- [GIVEN REQUEST]
Output the material below in full, exactly as it is.

· · · ·

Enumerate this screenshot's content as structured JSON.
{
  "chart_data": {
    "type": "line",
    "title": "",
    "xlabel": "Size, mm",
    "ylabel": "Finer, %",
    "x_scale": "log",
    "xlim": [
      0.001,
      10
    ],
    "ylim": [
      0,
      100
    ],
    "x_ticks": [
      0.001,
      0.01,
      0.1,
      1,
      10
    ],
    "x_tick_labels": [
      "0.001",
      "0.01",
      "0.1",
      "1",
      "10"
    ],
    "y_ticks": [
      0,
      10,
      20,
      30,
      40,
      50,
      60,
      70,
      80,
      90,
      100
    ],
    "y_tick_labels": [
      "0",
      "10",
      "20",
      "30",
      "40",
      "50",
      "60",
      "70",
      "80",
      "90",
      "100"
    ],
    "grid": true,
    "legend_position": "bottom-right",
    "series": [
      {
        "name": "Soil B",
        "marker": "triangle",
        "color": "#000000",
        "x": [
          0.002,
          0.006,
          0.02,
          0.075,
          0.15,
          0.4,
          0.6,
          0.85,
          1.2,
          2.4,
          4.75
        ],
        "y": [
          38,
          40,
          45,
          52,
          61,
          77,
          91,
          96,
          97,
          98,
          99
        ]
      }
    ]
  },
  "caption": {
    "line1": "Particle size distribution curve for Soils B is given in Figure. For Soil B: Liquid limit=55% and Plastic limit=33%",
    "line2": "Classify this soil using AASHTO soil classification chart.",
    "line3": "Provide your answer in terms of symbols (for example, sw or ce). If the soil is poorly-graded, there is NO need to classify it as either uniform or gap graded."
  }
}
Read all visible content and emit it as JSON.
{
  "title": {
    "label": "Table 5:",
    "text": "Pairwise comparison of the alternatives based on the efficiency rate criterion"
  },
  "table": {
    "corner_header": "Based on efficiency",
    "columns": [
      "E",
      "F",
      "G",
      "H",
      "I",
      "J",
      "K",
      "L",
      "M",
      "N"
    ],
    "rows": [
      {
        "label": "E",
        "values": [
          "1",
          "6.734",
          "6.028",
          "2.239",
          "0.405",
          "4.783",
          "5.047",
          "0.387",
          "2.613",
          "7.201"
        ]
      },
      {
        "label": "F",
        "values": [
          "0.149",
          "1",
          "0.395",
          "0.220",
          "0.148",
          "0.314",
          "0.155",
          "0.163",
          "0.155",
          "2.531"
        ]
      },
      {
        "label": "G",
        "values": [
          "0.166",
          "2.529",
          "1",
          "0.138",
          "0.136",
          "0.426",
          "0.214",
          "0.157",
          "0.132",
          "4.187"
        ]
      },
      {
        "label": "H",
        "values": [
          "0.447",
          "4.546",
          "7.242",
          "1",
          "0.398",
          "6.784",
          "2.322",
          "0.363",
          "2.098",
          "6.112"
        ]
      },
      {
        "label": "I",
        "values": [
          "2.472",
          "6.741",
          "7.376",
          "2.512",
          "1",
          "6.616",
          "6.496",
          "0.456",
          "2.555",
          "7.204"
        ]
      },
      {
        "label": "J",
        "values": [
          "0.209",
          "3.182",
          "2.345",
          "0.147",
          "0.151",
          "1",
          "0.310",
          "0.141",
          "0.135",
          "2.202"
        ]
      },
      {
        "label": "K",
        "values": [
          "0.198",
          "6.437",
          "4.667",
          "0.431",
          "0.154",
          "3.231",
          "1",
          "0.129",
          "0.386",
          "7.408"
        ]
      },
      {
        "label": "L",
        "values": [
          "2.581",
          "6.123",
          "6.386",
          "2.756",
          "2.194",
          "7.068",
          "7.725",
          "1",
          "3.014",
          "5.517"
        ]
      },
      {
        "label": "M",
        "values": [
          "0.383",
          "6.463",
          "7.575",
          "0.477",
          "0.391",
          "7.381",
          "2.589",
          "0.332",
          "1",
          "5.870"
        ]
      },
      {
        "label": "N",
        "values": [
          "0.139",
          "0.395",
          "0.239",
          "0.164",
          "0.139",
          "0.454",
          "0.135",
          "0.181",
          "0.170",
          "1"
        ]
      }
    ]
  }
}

· · · ·

- [ANSWER FOR THE TASK]
Enumerate this screenshot's content as structured JSON.
{
  "chart_data": {
    "type": "line",
    "title": "",
    "xlabel": "Size, mm",
    "ylabel": "Finer, %",
    "x_scale": "log",
    "xlim": [
      0.001,
      10
    ],
    "ylim": [
      0,
      100
    ],
    "x_ticks": [
      0.001,
      0.01,
      0.1,
      1,
      10
    ],
    "x_tick_labels": [
      "0.001",
      "0.01",
      "0.1",
      "1",
      "10"
    ],
    "y_ticks": [
      0,
      10,
      20,
      30,
      40,
      50,
      60,
      70,
      80,
      90,
      100
    ],
    "y_tick_labels": [
      "0",
      "10",
      "20",
      "30",
      "40",
      "50",
      "60",
      "70",
      "80",
      "90",
      "100"
    ],
    "grid": true,
    "legend_position": "bottom-right",
    "series": [
      {
        "name": "Soil B",
        "marker": "triangle",
        "color": "#000000",
        "x": [
          0.002,
          0.006,
          0.02,
          0.075,
          0.15,
          0.4,
          0.6,
          0.85,
          1.2,
          2.4,
          4.75
        ],
        "y": [
          38,
          40,
          45,
          52,
          61,
          77,
          91,
          96,
          97,
          98,
          99
        ]
      }
    ]
  },
  "caption": {
    "line1": "Particle size distribution curve for Soils B is given in Figure. For Soil B: Liquid limit=55% and Plastic limit=33%",
    "line2": "Classify this soil using AASHTO soil classification chart.",
    "line3": "Provide your answer in terms of symbols (for example, sw or ce). If the soil is poorly-graded, there is NO need to classify it as either uniform or gap graded."
  }
}
Read all visible content and emit it as JSON.
{
  "title": {
    "label": "Table 5:",
    "text": "Pairwise comparison of the alternatives based on the efficiency rate criterion"
  },
  "table": {
    "corner_header": "Based on efficiency",
    "columns": [
      "E",
      "F",
      "G",
      "H",
      "I",
      "J",
      "K",
      "L",
      "M",
      "N"
    ],
    "rows": [
      {
        "label": "E",
        "values": [
          "1",
          "6.734",
          "6.028",
          "2.239",
          "0.405",
          "4.783",
          "5.047",
          "0.387",
          "2.613",
          "7.201"
        ]
      },
      {
        "label": "F",
        "values": [
          "0.149",
          "1",
          "0.395",
          "0.220",
          "0.148",
          "0.314",
          "0.155",
          "0.163",
          "0.155",
          "2.531"
        ]
      },
      {
        "label": "G",
        "values": [
          "0.166",
          "2.529",
          "1",
          "0.138",
          "0.136",
          "0.426",
          "0.214",
          "0.157",
          "0.132",
          "4.187"
        ]
      },
      {
        "label": "H",
        "values": [
          "0.447",
          "4.546",
          "7.242",
          "1",
          "0.398",
          "6.784",
          "2.322",
          "0.363",
          "2.098",
          "6.112"
        ]
      },
      {
        "label": "I",
        "values": [
          "2.472",
          "6.741",
          "7.376",
          "2.512",
          "1",
          "6.616",
          "6.496",
          "0.456",
          "2.555",
          "7.204"
        ]
      },
      {
        "label": "J",
        "values": [
          "0.209",
          "3.182",
          "2.345",
          "0.147",
          "0.151",
          "1",
          "0.310",
          "0.141",
          "0.135",
          "2.202"
        ]
      },
      {
        "label": "K",
        "values": [
          "0.198",
          "6.437",
          "4.667",
          "0.431",
          "0.154",
          "3.231",
          "1",
          "0.129",
          "0.386",
          "7.408"
        ]
      },
      {
        "label": "L",
        "values": [
          "2.581",
          "6.123",
          "6.386",
          "2.756",
          "2.194",
          "7.068",
          "7.725",
          "1",
          "3.014",
          "5.517"
        ]
      },
      {
        "label": "M",
        "values": [
          "0.383",
          "6.463",
          "7.575",
          "0.477",
          "0.391",
          "7.381",
          "2.589",
          "0.332",
          "1",
          "5.870"
        ]
      },
      {
        "label": "N",
        "values": [
          "0.139",
          "0.395",
          "0.239",
          "0.164",
          "0.139",
          "0.454",
          "0.135",
          "0.181",
          "0.170",
          "1"
        ]
      }
    ]
  }
}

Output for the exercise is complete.